## Required work
Pick out all lines with the word "象山县志" from the records that follow.

## Data provided
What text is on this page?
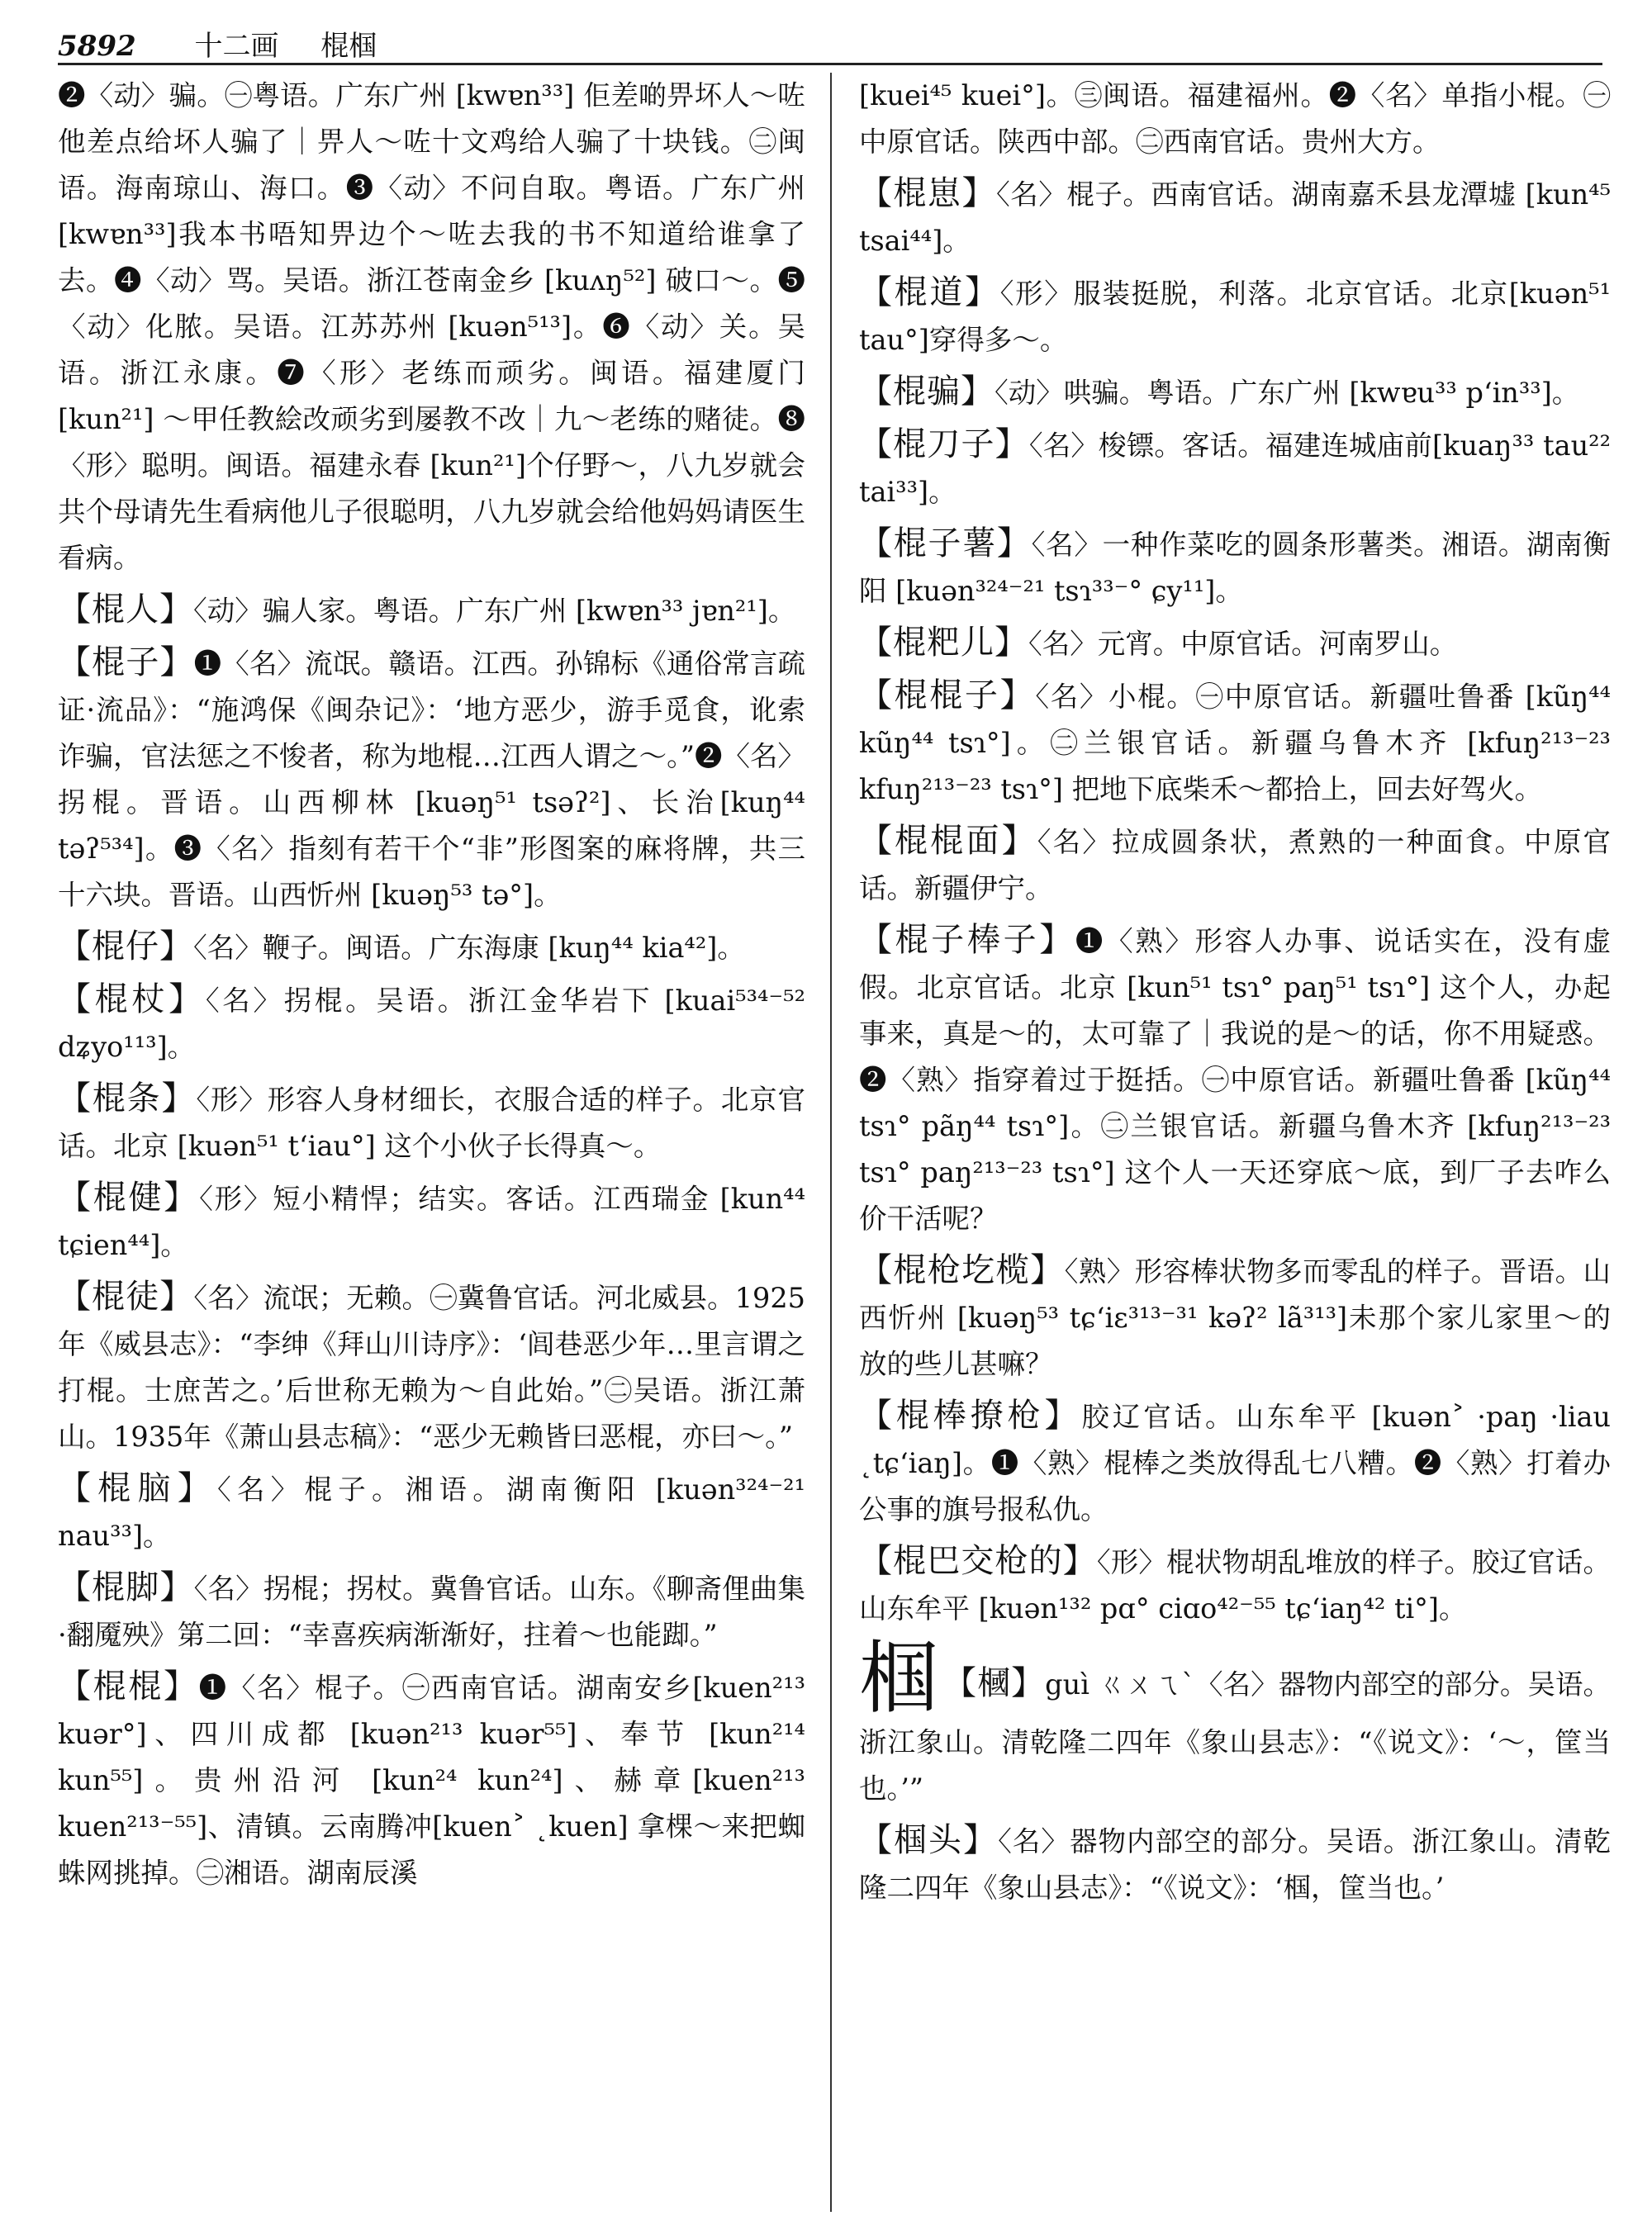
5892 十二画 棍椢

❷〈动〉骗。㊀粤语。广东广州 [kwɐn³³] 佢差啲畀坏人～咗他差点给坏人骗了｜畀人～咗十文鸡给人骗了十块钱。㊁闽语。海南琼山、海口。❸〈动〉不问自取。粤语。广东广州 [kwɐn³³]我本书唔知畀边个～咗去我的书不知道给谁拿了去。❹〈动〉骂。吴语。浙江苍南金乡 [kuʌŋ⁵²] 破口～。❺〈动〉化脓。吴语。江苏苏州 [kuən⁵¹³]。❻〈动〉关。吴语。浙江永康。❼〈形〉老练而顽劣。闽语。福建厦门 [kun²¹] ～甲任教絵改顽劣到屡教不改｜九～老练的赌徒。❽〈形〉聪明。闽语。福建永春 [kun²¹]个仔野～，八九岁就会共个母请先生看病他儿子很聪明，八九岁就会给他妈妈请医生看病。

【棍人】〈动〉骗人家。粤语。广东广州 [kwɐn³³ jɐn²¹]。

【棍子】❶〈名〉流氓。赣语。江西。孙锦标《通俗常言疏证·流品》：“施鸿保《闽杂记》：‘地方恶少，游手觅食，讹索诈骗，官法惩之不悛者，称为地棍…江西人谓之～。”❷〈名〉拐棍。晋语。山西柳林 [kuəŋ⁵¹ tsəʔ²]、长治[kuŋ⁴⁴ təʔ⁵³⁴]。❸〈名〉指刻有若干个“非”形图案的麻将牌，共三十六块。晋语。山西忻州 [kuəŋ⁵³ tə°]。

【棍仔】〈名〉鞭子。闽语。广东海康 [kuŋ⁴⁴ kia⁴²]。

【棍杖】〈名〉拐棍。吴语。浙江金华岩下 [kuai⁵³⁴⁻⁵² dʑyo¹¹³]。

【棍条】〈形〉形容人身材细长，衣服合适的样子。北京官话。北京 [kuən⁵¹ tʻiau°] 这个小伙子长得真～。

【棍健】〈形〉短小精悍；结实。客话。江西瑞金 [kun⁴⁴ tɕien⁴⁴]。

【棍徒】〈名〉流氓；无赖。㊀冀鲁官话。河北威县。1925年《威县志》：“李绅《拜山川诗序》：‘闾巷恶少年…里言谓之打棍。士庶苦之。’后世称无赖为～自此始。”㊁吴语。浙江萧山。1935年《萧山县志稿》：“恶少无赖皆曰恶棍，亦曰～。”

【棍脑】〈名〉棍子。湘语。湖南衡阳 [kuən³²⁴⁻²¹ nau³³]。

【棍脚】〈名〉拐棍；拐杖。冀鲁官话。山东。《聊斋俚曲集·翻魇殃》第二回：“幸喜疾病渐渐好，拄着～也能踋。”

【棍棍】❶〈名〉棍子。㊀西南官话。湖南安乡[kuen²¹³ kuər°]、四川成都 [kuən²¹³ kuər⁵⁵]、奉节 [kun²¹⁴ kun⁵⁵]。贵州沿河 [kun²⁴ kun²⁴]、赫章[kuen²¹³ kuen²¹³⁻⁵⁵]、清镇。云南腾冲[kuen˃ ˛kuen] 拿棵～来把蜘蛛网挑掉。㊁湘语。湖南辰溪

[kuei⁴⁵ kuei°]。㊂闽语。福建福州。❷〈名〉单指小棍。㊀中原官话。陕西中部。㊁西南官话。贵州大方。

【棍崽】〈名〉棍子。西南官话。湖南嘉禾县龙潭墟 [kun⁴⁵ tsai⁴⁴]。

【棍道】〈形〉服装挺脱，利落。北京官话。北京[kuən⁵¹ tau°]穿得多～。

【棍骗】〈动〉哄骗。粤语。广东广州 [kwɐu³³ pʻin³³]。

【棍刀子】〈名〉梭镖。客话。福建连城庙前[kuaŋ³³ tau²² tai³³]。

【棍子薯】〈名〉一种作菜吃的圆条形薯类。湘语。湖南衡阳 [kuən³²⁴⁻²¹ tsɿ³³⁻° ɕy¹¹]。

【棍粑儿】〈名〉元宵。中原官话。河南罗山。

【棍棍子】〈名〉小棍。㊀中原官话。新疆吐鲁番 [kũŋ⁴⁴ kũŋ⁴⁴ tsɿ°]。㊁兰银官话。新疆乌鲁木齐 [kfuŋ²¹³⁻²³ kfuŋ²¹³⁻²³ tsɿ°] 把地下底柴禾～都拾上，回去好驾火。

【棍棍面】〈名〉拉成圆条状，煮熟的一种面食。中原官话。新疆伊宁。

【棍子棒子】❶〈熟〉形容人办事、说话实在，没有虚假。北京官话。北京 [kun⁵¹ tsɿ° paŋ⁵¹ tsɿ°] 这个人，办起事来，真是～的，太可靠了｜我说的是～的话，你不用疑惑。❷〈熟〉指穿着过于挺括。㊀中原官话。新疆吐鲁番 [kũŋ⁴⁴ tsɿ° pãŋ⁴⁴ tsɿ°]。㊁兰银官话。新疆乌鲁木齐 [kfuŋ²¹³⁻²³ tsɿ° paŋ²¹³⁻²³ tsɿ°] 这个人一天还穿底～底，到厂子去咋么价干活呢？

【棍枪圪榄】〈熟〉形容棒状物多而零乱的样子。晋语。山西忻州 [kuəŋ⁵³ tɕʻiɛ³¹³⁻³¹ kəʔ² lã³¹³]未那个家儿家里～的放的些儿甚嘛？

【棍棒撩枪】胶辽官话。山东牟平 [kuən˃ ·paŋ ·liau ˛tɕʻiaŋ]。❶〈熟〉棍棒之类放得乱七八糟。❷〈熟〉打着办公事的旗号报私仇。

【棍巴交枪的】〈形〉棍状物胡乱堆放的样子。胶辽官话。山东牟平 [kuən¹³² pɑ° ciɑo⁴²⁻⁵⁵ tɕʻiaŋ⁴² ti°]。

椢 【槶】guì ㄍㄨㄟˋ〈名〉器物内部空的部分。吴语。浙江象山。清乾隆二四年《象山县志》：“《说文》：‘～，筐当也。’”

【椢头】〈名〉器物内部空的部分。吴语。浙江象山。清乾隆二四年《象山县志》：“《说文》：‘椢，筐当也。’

---

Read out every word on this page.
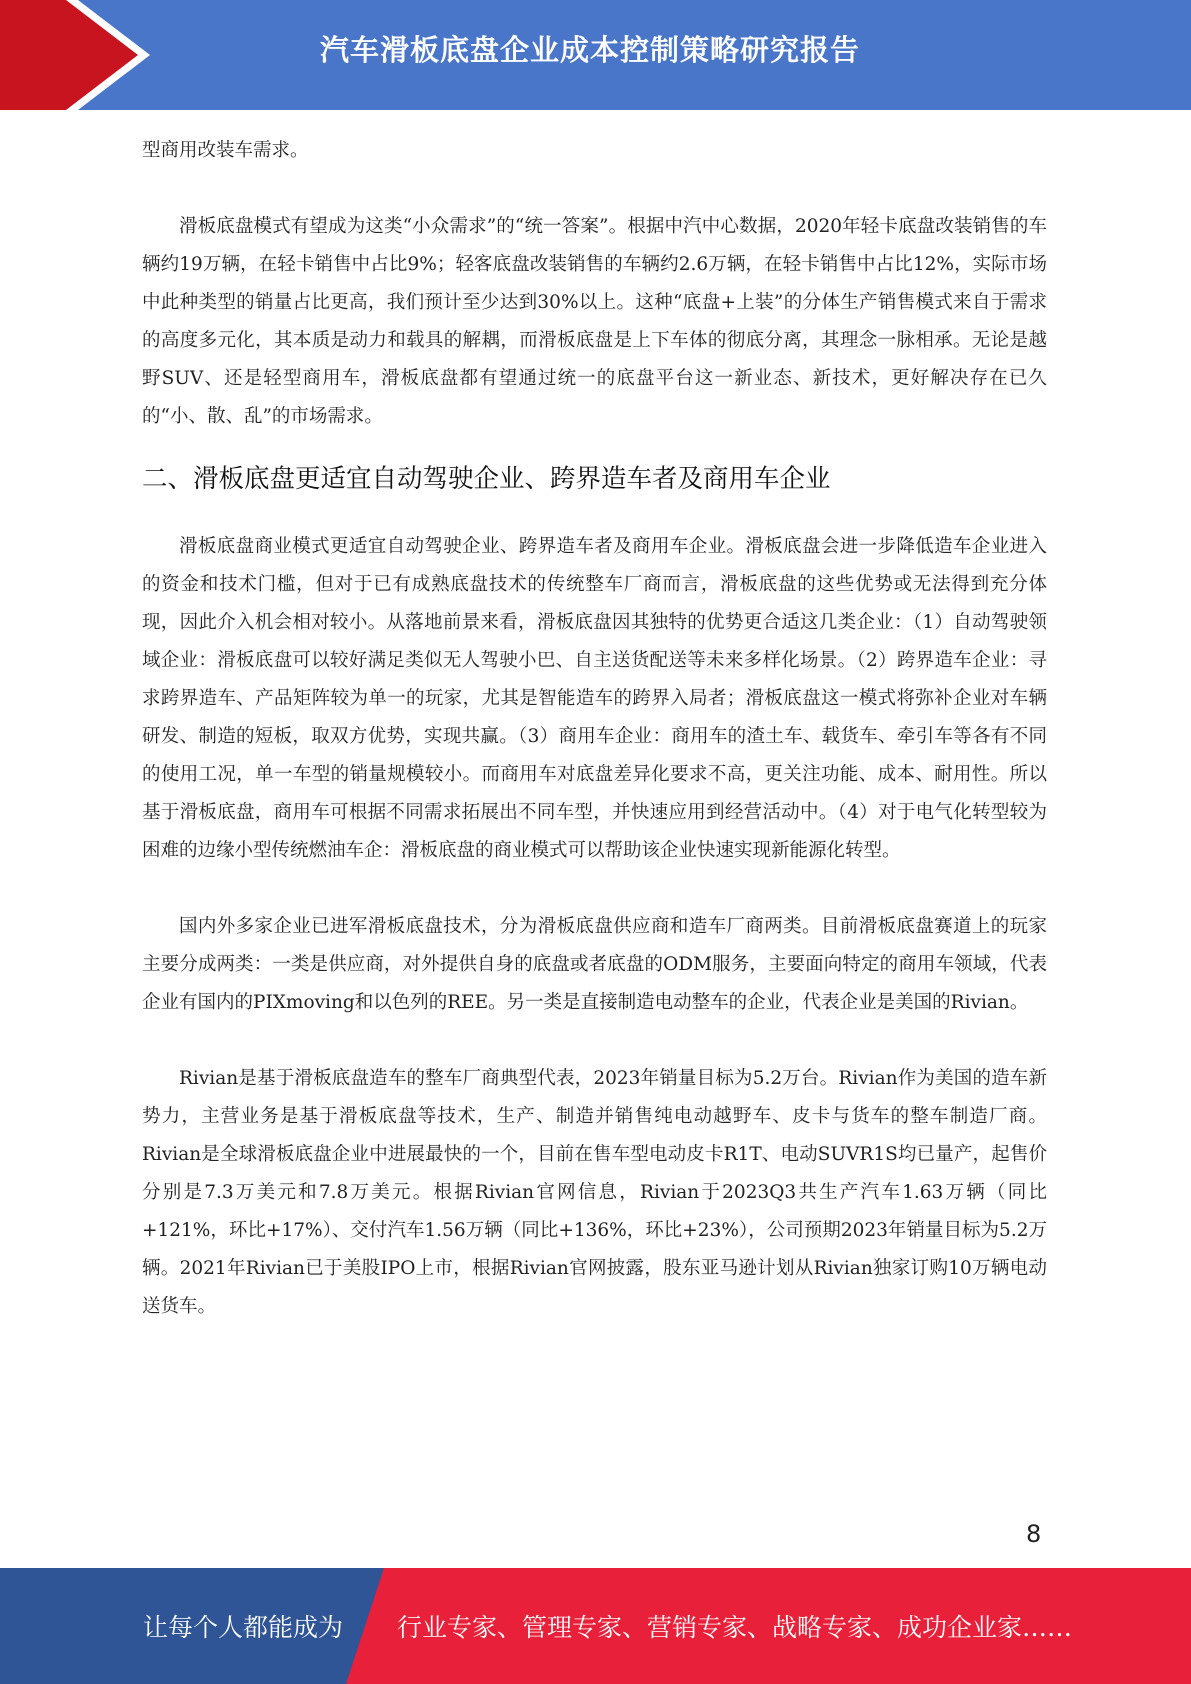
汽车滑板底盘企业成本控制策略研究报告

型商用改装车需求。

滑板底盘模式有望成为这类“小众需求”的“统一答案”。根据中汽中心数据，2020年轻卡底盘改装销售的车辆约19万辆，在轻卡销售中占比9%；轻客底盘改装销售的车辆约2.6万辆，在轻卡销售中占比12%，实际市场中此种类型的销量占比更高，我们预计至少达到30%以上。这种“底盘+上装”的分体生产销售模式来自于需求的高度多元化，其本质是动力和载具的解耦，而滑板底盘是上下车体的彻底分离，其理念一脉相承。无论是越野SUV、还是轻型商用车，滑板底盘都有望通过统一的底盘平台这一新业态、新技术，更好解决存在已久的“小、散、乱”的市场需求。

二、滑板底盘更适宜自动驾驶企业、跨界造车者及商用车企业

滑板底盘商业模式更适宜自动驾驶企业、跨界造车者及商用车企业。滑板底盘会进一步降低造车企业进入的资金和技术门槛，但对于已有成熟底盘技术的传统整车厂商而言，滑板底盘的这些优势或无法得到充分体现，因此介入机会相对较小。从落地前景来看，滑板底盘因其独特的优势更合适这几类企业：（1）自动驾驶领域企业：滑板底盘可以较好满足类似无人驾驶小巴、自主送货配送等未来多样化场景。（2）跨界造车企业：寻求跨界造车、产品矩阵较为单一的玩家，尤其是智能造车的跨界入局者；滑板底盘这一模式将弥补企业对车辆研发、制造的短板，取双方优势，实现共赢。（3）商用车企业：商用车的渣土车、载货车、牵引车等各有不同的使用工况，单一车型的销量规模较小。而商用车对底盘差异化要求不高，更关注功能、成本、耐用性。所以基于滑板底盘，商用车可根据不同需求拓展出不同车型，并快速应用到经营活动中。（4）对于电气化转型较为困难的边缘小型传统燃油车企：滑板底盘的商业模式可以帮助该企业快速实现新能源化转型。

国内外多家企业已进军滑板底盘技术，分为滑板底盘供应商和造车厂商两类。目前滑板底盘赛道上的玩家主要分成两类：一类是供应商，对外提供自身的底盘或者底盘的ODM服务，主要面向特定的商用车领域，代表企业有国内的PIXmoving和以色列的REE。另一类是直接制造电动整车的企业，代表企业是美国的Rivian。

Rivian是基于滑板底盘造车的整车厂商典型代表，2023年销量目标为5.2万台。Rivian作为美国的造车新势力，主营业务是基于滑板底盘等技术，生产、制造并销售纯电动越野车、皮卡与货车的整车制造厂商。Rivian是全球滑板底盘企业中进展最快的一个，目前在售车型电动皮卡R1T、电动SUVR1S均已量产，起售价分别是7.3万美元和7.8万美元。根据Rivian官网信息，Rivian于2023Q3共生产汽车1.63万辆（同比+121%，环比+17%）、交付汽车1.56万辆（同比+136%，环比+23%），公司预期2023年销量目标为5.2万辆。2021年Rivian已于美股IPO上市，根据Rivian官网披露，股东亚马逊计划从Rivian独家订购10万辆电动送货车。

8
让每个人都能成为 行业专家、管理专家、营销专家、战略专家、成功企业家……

---

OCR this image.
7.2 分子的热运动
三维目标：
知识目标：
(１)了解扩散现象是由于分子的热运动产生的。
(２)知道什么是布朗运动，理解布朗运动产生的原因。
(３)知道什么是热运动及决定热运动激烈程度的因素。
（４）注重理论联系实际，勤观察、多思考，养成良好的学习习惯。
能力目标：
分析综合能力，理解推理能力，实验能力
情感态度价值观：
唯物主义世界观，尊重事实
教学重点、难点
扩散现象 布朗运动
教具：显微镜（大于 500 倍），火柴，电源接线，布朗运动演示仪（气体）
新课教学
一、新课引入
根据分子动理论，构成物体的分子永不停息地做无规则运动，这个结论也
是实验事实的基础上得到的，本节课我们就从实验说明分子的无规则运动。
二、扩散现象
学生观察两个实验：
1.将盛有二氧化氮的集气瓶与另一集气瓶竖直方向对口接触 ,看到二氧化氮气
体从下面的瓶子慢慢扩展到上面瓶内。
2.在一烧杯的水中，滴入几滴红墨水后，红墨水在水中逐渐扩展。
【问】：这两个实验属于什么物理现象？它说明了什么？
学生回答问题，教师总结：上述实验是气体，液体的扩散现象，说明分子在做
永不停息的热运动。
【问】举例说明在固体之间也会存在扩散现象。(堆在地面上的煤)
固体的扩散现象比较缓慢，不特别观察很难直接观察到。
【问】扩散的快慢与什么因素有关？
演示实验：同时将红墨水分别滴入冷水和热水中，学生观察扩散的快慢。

## The completed task
椢 【槶】guì ㄍㄨㄟˋ〈名〉器物内部空的部分。吴语。浙江象山。清乾隆二四年《象山县志》：“《说文》：‘～，筐当也。’”
【椢头】〈名〉器物内部空的部分。吴语。浙江象山。清乾隆二四年《象山县志》：“《说文》：‘椢，筐当也。’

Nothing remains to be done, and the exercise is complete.